What you are asked to do →
Each record that follows must be given again without alteration.

Data for the task →
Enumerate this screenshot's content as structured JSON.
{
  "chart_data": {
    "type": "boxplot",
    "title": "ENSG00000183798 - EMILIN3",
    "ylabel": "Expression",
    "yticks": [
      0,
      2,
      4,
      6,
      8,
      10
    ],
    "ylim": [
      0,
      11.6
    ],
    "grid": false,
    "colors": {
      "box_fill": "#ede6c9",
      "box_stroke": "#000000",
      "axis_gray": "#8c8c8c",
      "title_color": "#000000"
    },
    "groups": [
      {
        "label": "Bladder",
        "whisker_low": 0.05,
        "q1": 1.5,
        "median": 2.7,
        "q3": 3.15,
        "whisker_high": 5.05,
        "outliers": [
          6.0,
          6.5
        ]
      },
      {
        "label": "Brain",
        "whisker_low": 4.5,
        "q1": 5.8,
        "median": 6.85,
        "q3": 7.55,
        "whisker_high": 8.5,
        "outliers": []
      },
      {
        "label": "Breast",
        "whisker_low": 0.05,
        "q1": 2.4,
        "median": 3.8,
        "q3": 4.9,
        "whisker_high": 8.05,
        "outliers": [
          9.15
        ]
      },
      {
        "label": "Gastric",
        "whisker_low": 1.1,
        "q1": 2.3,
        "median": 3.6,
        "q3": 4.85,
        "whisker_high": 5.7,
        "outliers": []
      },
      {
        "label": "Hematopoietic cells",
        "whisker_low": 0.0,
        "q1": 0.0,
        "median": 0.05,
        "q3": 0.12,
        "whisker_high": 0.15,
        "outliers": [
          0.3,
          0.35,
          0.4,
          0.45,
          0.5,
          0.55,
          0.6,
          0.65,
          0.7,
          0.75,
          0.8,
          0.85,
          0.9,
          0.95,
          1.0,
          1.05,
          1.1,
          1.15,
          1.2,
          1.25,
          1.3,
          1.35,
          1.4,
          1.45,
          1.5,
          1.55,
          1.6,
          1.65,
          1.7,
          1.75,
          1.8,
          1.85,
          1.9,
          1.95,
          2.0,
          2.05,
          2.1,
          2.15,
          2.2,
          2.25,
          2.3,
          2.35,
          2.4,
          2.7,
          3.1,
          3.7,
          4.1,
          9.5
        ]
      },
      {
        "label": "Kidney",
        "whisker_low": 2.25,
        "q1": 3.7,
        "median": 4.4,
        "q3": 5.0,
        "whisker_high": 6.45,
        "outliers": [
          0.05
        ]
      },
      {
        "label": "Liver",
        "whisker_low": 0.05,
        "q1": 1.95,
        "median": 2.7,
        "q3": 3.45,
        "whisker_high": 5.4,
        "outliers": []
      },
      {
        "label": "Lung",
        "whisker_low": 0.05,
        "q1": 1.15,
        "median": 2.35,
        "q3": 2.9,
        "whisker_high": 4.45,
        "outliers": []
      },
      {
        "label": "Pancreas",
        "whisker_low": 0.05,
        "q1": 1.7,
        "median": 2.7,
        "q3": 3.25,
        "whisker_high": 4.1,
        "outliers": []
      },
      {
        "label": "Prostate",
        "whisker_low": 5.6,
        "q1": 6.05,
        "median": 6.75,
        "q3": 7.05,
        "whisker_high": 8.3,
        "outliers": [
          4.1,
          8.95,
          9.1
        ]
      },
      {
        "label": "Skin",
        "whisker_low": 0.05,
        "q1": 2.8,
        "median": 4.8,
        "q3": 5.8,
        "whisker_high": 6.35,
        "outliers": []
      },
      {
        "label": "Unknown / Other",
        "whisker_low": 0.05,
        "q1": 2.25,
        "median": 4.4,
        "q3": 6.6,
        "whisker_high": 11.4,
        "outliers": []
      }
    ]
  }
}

Response for this exercise →
Enumerate this screenshot's content as structured JSON.
{
  "chart_data": {
    "type": "boxplot",
    "title": "ENSG00000183798 - EMILIN3",
    "ylabel": "Expression",
    "yticks": [
      0,
      2,
      4,
      6,
      8,
      10
    ],
    "ylim": [
      0,
      11.6
    ],
    "grid": false,
    "colors": {
      "box_fill": "#ede6c9",
      "box_stroke": "#000000",
      "axis_gray": "#8c8c8c",
      "title_color": "#000000"
    },
    "groups": [
      {
        "label": "Bladder",
        "whisker_low": 0.05,
        "q1": 1.5,
        "median": 2.7,
        "q3": 3.15,
        "whisker_high": 5.05,
        "outliers": [
          6.0,
          6.5
        ]
      },
      {
        "label": "Brain",
        "whisker_low": 4.5,
        "q1": 5.8,
        "median": 6.85,
        "q3": 7.55,
        "whisker_high": 8.5,
        "outliers": []
      },
      {
        "label": "Breast",
        "whisker_low": 0.05,
        "q1": 2.4,
        "median": 3.8,
        "q3": 4.9,
        "whisker_high": 8.05,
        "outliers": [
          9.15
        ]
      },
      {
        "label": "Gastric",
        "whisker_low": 1.1,
        "q1": 2.3,
        "median": 3.6,
        "q3": 4.85,
        "whisker_high": 5.7,
        "outliers": []
      },
      {
        "label": "Hematopoietic cells",
        "whisker_low": 0.0,
        "q1": 0.0,
        "median": 0.05,
        "q3": 0.12,
        "whisker_high": 0.15,
        "outliers": [
          0.3,
          0.35,
          0.4,
          0.45,
          0.5,
          0.55,
          0.6,
          0.65,
          0.7,
          0.75,
          0.8,
          0.85,
          0.9,
          0.95,
          1.0,
          1.05,
          1.1,
          1.15,
          1.2,
          1.25,
          1.3,
          1.35,
          1.4,
          1.45,
          1.5,
          1.55,
          1.6,
          1.65,
          1.7,
          1.75,
          1.8,
          1.85,
          1.9,
          1.95,
          2.0,
          2.05,
          2.1,
          2.15,
          2.2,
          2.25,
          2.3,
          2.35,
          2.4,
          2.7,
          3.1,
          3.7,
          4.1,
          9.5
        ]
      },
      {
        "label": "Kidney",
        "whisker_low": 2.25,
        "q1": 3.7,
        "median": 4.4,
        "q3": 5.0,
        "whisker_high": 6.45,
        "outliers": [
          0.05
        ]
      },
      {
        "label": "Liver",
        "whisker_low": 0.05,
        "q1": 1.95,
        "median": 2.7,
        "q3": 3.45,
        "whisker_high": 5.4,
        "outliers": []
      },
      {
        "label": "Lung",
        "whisker_low": 0.05,
        "q1": 1.15,
        "median": 2.35,
        "q3": 2.9,
        "whisker_high": 4.45,
        "outliers": []
      },
      {
        "label": "Pancreas",
        "whisker_low": 0.05,
        "q1": 1.7,
        "median": 2.7,
        "q3": 3.25,
        "whisker_high": 4.1,
        "outliers": []
      },
      {
        "label": "Prostate",
        "whisker_low": 5.6,
        "q1": 6.05,
        "median": 6.75,
        "q3": 7.05,
        "whisker_high": 8.3,
        "outliers": [
          4.1,
          8.95,
          9.1
        ]
      },
      {
        "label": "Skin",
        "whisker_low": 0.05,
        "q1": 2.8,
        "median": 4.8,
        "q3": 5.8,
        "whisker_high": 6.35,
        "outliers": []
      },
      {
        "label": "Unknown / Other",
        "whisker_low": 0.05,
        "q1": 2.25,
        "median": 4.4,
        "q3": 6.6,
        "whisker_high": 11.4,
        "outliers": []
      }
    ]
  }
}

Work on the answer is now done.